**PROMPT:** Transcribe every line exactly. Leave the pictures behind.

##### DATASET RECORDS #####

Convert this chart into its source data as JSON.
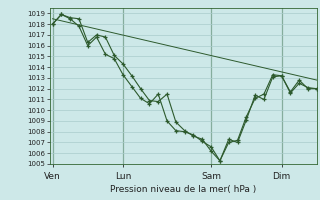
{
  "title": "",
  "xlabel": "Pression niveau de la mer( hPa )",
  "bg_color": "#cde8e8",
  "grid_color": "#aacccc",
  "line_color": "#2d5a2d",
  "vline_color": "#336633",
  "ylim_min": 1005,
  "ylim_max": 1019.5,
  "yticks": [
    1005,
    1006,
    1007,
    1008,
    1009,
    1010,
    1011,
    1012,
    1013,
    1014,
    1015,
    1016,
    1017,
    1018,
    1019
  ],
  "day_labels": [
    "Ven",
    "Lun",
    "Sam",
    "Dim"
  ],
  "day_positions": [
    0,
    48,
    108,
    156
  ],
  "vline_positions": [
    0,
    48,
    108,
    156
  ],
  "xlim_min": -2,
  "xlim_max": 180,
  "series1_x": [
    0,
    6,
    12,
    18,
    24,
    30,
    36,
    42,
    48,
    54,
    60,
    66,
    72,
    78,
    84,
    90,
    96,
    102,
    108,
    114,
    120,
    126,
    132,
    138,
    144,
    150,
    156,
    162,
    168,
    174,
    180
  ],
  "series1_y": [
    1018.0,
    1018.9,
    1018.6,
    1018.5,
    1016.3,
    1017.0,
    1016.8,
    1015.1,
    1014.3,
    1013.2,
    1012.0,
    1010.9,
    1010.8,
    1011.5,
    1008.9,
    1008.1,
    1007.6,
    1007.3,
    1006.2,
    1005.3,
    1007.3,
    1007.0,
    1009.1,
    1011.4,
    1011.0,
    1013.1,
    1013.2,
    1011.7,
    1012.8,
    1012.0,
    1012.0
  ],
  "series2_x": [
    0,
    6,
    12,
    18,
    24,
    30,
    36,
    42,
    48,
    54,
    60,
    66,
    72,
    78,
    84,
    90,
    96,
    102,
    108,
    114,
    120,
    126,
    132,
    138,
    144,
    150,
    156,
    162,
    168,
    174,
    180
  ],
  "series2_y": [
    1018.0,
    1018.9,
    1018.5,
    1017.8,
    1016.0,
    1016.8,
    1015.2,
    1014.8,
    1013.3,
    1012.2,
    1011.1,
    1010.6,
    1011.5,
    1009.0,
    1008.1,
    1008.0,
    1007.7,
    1007.1,
    1006.6,
    1005.3,
    1007.0,
    1007.2,
    1009.4,
    1011.1,
    1011.5,
    1013.3,
    1013.2,
    1011.6,
    1012.5,
    1012.1,
    1012.0
  ],
  "trend_x": [
    0,
    180
  ],
  "trend_y": [
    1018.5,
    1012.8
  ]
}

#####

**REPLY TO THE EXERCISE:**
Convert this chart into its source data as JSON.
{
  "title": "",
  "xlabel": "Pression niveau de la mer( hPa )",
  "bg_color": "#cde8e8",
  "grid_color": "#aacccc",
  "line_color": "#2d5a2d",
  "vline_color": "#336633",
  "ylim_min": 1005,
  "ylim_max": 1019.5,
  "yticks": [
    1005,
    1006,
    1007,
    1008,
    1009,
    1010,
    1011,
    1012,
    1013,
    1014,
    1015,
    1016,
    1017,
    1018,
    1019
  ],
  "day_labels": [
    "Ven",
    "Lun",
    "Sam",
    "Dim"
  ],
  "day_positions": [
    0,
    48,
    108,
    156
  ],
  "vline_positions": [
    0,
    48,
    108,
    156
  ],
  "xlim_min": -2,
  "xlim_max": 180,
  "series1_x": [
    0,
    6,
    12,
    18,
    24,
    30,
    36,
    42,
    48,
    54,
    60,
    66,
    72,
    78,
    84,
    90,
    96,
    102,
    108,
    114,
    120,
    126,
    132,
    138,
    144,
    150,
    156,
    162,
    168,
    174,
    180
  ],
  "series1_y": [
    1018.0,
    1018.9,
    1018.6,
    1018.5,
    1016.3,
    1017.0,
    1016.8,
    1015.1,
    1014.3,
    1013.2,
    1012.0,
    1010.9,
    1010.8,
    1011.5,
    1008.9,
    1008.1,
    1007.6,
    1007.3,
    1006.2,
    1005.3,
    1007.3,
    1007.0,
    1009.1,
    1011.4,
    1011.0,
    1013.1,
    1013.2,
    1011.7,
    1012.8,
    1012.0,
    1012.0
  ],
  "series2_x": [
    0,
    6,
    12,
    18,
    24,
    30,
    36,
    42,
    48,
    54,
    60,
    66,
    72,
    78,
    84,
    90,
    96,
    102,
    108,
    114,
    120,
    126,
    132,
    138,
    144,
    150,
    156,
    162,
    168,
    174,
    180
  ],
  "series2_y": [
    1018.0,
    1018.9,
    1018.5,
    1017.8,
    1016.0,
    1016.8,
    1015.2,
    1014.8,
    1013.3,
    1012.2,
    1011.1,
    1010.6,
    1011.5,
    1009.0,
    1008.1,
    1008.0,
    1007.7,
    1007.1,
    1006.6,
    1005.3,
    1007.0,
    1007.2,
    1009.4,
    1011.1,
    1011.5,
    1013.3,
    1013.2,
    1011.6,
    1012.5,
    1012.1,
    1012.0
  ],
  "trend_x": [
    0,
    180
  ],
  "trend_y": [
    1018.5,
    1012.8
  ]
}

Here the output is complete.